Directions for this task
Return the listing below in full, with every line exactly as it is.

Dataset rows
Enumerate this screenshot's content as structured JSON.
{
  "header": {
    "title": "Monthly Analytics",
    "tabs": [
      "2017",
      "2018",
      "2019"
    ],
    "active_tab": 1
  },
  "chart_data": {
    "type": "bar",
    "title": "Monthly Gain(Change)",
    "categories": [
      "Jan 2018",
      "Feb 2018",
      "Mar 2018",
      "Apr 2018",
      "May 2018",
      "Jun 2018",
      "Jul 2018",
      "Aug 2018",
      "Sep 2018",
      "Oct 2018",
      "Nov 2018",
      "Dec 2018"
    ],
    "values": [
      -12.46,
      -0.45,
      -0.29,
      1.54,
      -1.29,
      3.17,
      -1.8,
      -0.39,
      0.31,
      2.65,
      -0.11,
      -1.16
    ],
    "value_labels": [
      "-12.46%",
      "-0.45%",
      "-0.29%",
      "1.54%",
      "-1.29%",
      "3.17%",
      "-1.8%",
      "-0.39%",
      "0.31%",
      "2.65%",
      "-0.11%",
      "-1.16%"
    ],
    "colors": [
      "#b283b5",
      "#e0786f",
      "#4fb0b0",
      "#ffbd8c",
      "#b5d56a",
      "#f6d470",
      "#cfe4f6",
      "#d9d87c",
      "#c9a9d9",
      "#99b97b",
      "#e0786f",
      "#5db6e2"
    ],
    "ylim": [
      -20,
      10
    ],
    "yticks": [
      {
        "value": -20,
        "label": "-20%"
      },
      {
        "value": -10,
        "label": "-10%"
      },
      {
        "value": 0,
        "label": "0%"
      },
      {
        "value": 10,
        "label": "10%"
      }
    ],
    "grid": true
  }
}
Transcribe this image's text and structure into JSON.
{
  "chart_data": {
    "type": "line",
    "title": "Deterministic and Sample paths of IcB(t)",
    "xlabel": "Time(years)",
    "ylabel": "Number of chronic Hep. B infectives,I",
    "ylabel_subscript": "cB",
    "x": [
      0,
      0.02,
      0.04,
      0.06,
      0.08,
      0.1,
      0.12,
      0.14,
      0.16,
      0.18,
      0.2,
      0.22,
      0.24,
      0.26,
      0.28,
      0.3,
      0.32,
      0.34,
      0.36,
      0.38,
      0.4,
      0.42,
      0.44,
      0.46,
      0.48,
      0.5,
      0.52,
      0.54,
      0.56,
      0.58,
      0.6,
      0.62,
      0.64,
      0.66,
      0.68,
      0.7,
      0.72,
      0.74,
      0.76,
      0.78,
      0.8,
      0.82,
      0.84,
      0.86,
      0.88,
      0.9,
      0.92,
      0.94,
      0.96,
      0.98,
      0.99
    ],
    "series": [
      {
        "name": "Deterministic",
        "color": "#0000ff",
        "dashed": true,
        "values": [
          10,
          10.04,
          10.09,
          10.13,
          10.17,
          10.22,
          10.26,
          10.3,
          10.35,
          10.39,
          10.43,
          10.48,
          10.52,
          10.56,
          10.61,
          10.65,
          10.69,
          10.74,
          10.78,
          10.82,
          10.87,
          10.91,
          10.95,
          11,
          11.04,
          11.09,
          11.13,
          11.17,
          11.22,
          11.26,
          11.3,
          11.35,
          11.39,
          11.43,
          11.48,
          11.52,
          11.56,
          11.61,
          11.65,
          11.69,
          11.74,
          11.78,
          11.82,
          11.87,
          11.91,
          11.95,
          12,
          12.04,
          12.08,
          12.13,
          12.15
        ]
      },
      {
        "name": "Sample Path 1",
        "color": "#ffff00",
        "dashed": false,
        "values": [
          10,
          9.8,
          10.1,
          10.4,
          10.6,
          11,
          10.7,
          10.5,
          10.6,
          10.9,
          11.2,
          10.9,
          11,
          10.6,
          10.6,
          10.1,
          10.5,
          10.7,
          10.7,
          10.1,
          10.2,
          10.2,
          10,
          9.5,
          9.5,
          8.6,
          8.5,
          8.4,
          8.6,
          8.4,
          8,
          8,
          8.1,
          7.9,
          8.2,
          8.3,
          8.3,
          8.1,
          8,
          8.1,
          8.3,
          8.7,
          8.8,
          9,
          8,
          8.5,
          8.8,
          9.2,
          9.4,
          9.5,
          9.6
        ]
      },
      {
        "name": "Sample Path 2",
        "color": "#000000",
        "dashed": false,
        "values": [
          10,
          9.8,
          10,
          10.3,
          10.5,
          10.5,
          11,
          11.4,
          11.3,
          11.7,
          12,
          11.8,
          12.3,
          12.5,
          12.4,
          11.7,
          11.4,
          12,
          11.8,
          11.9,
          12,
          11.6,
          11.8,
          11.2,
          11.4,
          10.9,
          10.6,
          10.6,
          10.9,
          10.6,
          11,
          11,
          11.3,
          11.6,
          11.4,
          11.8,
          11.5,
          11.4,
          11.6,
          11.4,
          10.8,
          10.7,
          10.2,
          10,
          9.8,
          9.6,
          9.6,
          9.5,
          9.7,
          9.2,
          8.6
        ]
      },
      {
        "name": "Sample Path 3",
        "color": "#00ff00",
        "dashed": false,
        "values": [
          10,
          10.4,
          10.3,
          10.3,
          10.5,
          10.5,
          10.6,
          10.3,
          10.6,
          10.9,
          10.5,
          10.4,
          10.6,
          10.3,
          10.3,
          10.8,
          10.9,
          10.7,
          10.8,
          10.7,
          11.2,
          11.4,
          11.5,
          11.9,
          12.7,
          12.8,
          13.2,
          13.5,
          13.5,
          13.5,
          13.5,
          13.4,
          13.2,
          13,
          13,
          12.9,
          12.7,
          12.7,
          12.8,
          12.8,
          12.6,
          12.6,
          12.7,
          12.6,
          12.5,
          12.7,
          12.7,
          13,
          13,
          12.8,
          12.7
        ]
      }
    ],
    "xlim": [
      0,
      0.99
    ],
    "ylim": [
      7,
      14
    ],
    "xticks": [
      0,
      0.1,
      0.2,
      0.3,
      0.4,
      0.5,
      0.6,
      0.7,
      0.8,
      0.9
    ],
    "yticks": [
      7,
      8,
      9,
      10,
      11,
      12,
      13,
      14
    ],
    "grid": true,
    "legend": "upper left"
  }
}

Written solution
Enumerate this screenshot's content as structured JSON.
{
  "header": {
    "title": "Monthly Analytics",
    "tabs": [
      "2017",
      "2018",
      "2019"
    ],
    "active_tab": 1
  },
  "chart_data": {
    "type": "bar",
    "title": "Monthly Gain(Change)",
    "categories": [
      "Jan 2018",
      "Feb 2018",
      "Mar 2018",
      "Apr 2018",
      "May 2018",
      "Jun 2018",
      "Jul 2018",
      "Aug 2018",
      "Sep 2018",
      "Oct 2018",
      "Nov 2018",
      "Dec 2018"
    ],
    "values": [
      -12.46,
      -0.45,
      -0.29,
      1.54,
      -1.29,
      3.17,
      -1.8,
      -0.39,
      0.31,
      2.65,
      -0.11,
      -1.16
    ],
    "value_labels": [
      "-12.46%",
      "-0.45%",
      "-0.29%",
      "1.54%",
      "-1.29%",
      "3.17%",
      "-1.8%",
      "-0.39%",
      "0.31%",
      "2.65%",
      "-0.11%",
      "-1.16%"
    ],
    "colors": [
      "#b283b5",
      "#e0786f",
      "#4fb0b0",
      "#ffbd8c",
      "#b5d56a",
      "#f6d470",
      "#cfe4f6",
      "#d9d87c",
      "#c9a9d9",
      "#99b97b",
      "#e0786f",
      "#5db6e2"
    ],
    "ylim": [
      -20,
      10
    ],
    "yticks": [
      {
        "value": -20,
        "label": "-20%"
      },
      {
        "value": -10,
        "label": "-10%"
      },
      {
        "value": 0,
        "label": "0%"
      },
      {
        "value": 10,
        "label": "10%"
      }
    ],
    "grid": true
  }
}
Transcribe this image's text and structure into JSON.
{
  "chart_data": {
    "type": "line",
    "title": "Deterministic and Sample paths of IcB(t)",
    "xlabel": "Time(years)",
    "ylabel": "Number of chronic Hep. B infectives,I",
    "ylabel_subscript": "cB",
    "x": [
      0,
      0.02,
      0.04,
      0.06,
      0.08,
      0.1,
      0.12,
      0.14,
      0.16,
      0.18,
      0.2,
      0.22,
      0.24,
      0.26,
      0.28,
      0.3,
      0.32,
      0.34,
      0.36,
      0.38,
      0.4,
      0.42,
      0.44,
      0.46,
      0.48,
      0.5,
      0.52,
      0.54,
      0.56,
      0.58,
      0.6,
      0.62,
      0.64,
      0.66,
      0.68,
      0.7,
      0.72,
      0.74,
      0.76,
      0.78,
      0.8,
      0.82,
      0.84,
      0.86,
      0.88,
      0.9,
      0.92,
      0.94,
      0.96,
      0.98,
      0.99
    ],
    "series": [
      {
        "name": "Deterministic",
        "color": "#0000ff",
        "dashed": true,
        "values": [
          10,
          10.04,
          10.09,
          10.13,
          10.17,
          10.22,
          10.26,
          10.3,
          10.35,
          10.39,
          10.43,
          10.48,
          10.52,
          10.56,
          10.61,
          10.65,
          10.69,
          10.74,
          10.78,
          10.82,
          10.87,
          10.91,
          10.95,
          11,
          11.04,
          11.09,
          11.13,
          11.17,
          11.22,
          11.26,
          11.3,
          11.35,
          11.39,
          11.43,
          11.48,
          11.52,
          11.56,
          11.61,
          11.65,
          11.69,
          11.74,
          11.78,
          11.82,
          11.87,
          11.91,
          11.95,
          12,
          12.04,
          12.08,
          12.13,
          12.15
        ]
      },
      {
        "name": "Sample Path 1",
        "color": "#ffff00",
        "dashed": false,
        "values": [
          10,
          9.8,
          10.1,
          10.4,
          10.6,
          11,
          10.7,
          10.5,
          10.6,
          10.9,
          11.2,
          10.9,
          11,
          10.6,
          10.6,
          10.1,
          10.5,
          10.7,
          10.7,
          10.1,
          10.2,
          10.2,
          10,
          9.5,
          9.5,
          8.6,
          8.5,
          8.4,
          8.6,
          8.4,
          8,
          8,
          8.1,
          7.9,
          8.2,
          8.3,
          8.3,
          8.1,
          8,
          8.1,
          8.3,
          8.7,
          8.8,
          9,
          8,
          8.5,
          8.8,
          9.2,
          9.4,
          9.5,
          9.6
        ]
      },
      {
        "name": "Sample Path 2",
        "color": "#000000",
        "dashed": false,
        "values": [
          10,
          9.8,
          10,
          10.3,
          10.5,
          10.5,
          11,
          11.4,
          11.3,
          11.7,
          12,
          11.8,
          12.3,
          12.5,
          12.4,
          11.7,
          11.4,
          12,
          11.8,
          11.9,
          12,
          11.6,
          11.8,
          11.2,
          11.4,
          10.9,
          10.6,
          10.6,
          10.9,
          10.6,
          11,
          11,
          11.3,
          11.6,
          11.4,
          11.8,
          11.5,
          11.4,
          11.6,
          11.4,
          10.8,
          10.7,
          10.2,
          10,
          9.8,
          9.6,
          9.6,
          9.5,
          9.7,
          9.2,
          8.6
        ]
      },
      {
        "name": "Sample Path 3",
        "color": "#00ff00",
        "dashed": false,
        "values": [
          10,
          10.4,
          10.3,
          10.3,
          10.5,
          10.5,
          10.6,
          10.3,
          10.6,
          10.9,
          10.5,
          10.4,
          10.6,
          10.3,
          10.3,
          10.8,
          10.9,
          10.7,
          10.8,
          10.7,
          11.2,
          11.4,
          11.5,
          11.9,
          12.7,
          12.8,
          13.2,
          13.5,
          13.5,
          13.5,
          13.5,
          13.4,
          13.2,
          13,
          13,
          12.9,
          12.7,
          12.7,
          12.8,
          12.8,
          12.6,
          12.6,
          12.7,
          12.6,
          12.5,
          12.7,
          12.7,
          13,
          13,
          12.8,
          12.7
        ]
      }
    ],
    "xlim": [
      0,
      0.99
    ],
    "ylim": [
      7,
      14
    ],
    "xticks": [
      0,
      0.1,
      0.2,
      0.3,
      0.4,
      0.5,
      0.6,
      0.7,
      0.8,
      0.9
    ],
    "yticks": [
      7,
      8,
      9,
      10,
      11,
      12,
      13,
      14
    ],
    "grid": true,
    "legend": "upper left"
  }
}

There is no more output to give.